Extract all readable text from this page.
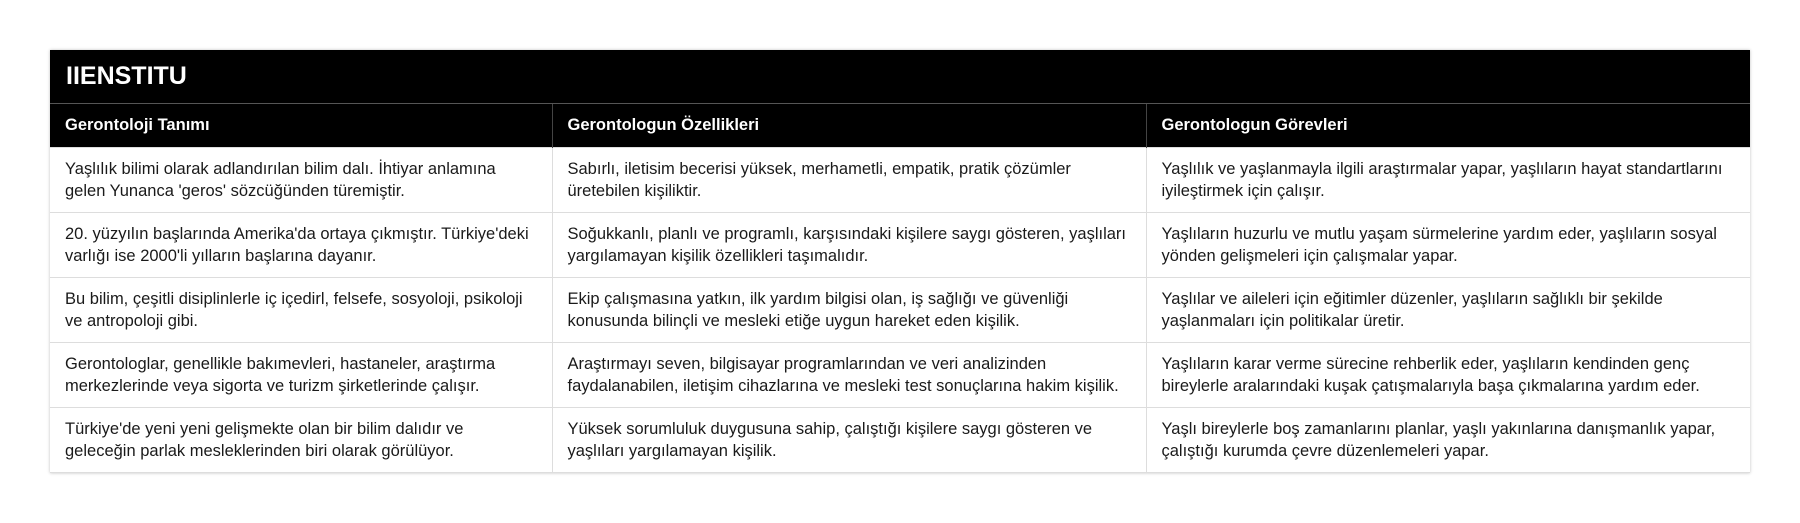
IIENSTITU
Gerontoloji Tanımı	Gerontologun Özellikleri	Gerontologun Görevleri
Yaşlılık bilimi olarak adlandırılan bilim dalı. İhtiyar anlamına gelen Yunanca 'geros' sözcüğünden türemiştir.	Sabırlı, iletisim becerisi yüksek, merhametli, empatik, pratik çözümler üretebilen kişiliktir.	Yaşlılık ve yaşlanmayla ilgili araştırmalar yapar, yaşlıların hayat standartlarını iyileştirmek için çalışır.
20. yüzyılın başlarında Amerika'da ortaya çıkmıştır. Türkiye'deki varlığı ise 2000'li yılların başlarına dayanır.	Soğukkanlı, planlı ve programlı, karşısındaki kişilere saygı gösteren, yaşlıları yargılamayan kişilik özellikleri taşımalıdır.	Yaşlıların huzurlu ve mutlu yaşam sürmelerine yardım eder, yaşlıların sosyal yönden gelişmeleri için çalışmalar yapar.
Bu bilim, çeşitli disiplinlerle iç içedirl, felsefe, sosyoloji, psikoloji ve antropoloji gibi.	Ekip çalışmasına yatkın, ilk yardım bilgisi olan, iş sağlığı ve güvenliği konusunda bilinçli ve mesleki etiğe uygun hareket eden kişilik.	Yaşlılar ve aileleri için eğitimler düzenler, yaşlıların sağlıklı bir şekilde yaşlanmaları için politikalar üretir.
Gerontologlar, genellikle bakımevleri, hastaneler, araştırma merkezlerinde veya sigorta ve turizm şirketlerinde çalışır.	Araştırmayı seven, bilgisayar programlarından ve veri analizinden faydalanabilen, iletişim cihazlarına ve mesleki test sonuçlarına hakim kişilik.	Yaşlıların karar verme sürecine rehberlik eder, yaşlıların kendinden genç bireylerle aralarındaki kuşak çatışmalarıyla başa çıkmalarına yardım eder.
Türkiye'de yeni yeni gelişmekte olan bir bilim dalıdır ve geleceğin parlak mesleklerinden biri olarak görülüyor.	Yüksek sorumluluk duygusuna sahip, çalıştığı kişilere saygı gösteren ve yaşlıları yargılamayan kişilik.	Yaşlı bireylerle boş zamanlarını planlar, yaşlı yakınlarına danışmanlık yapar, çalıştığı kurumda çevre düzenlemeleri yapar.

**********

**Exercise objective**.
Each line that holds the word "çalışır" should be extracted from the records.

**The response**.
Yaşlılık bilimi olarak adlandırılan bilim dalı. İhtiyar anlamına gelen Yunanca 'geros' sözcüğünden türemiştir.	Sabırlı, iletisim becerisi yüksek, merhametli, empatik, pratik çözümler üretebilen kişiliktir.	Yaşlılık ve yaşlanmayla ilgili araştırmalar yapar, yaşlıların hayat standartlarını iyileştirmek için çalışır.
Gerontologlar, genellikle bakımevleri, hastaneler, araştırma merkezlerinde veya sigorta ve turizm şirketlerinde çalışır.	Araştırmayı seven, bilgisayar programlarından ve veri analizinden faydalanabilen, iletişim cihazlarına ve mesleki test sonuçlarına hakim kişilik.	Yaşlıların karar verme sürecine rehberlik eder, yaşlıların kendinden genç bireylerle aralarındaki kuşak çatışmalarıyla başa çıkmalarına yardım eder.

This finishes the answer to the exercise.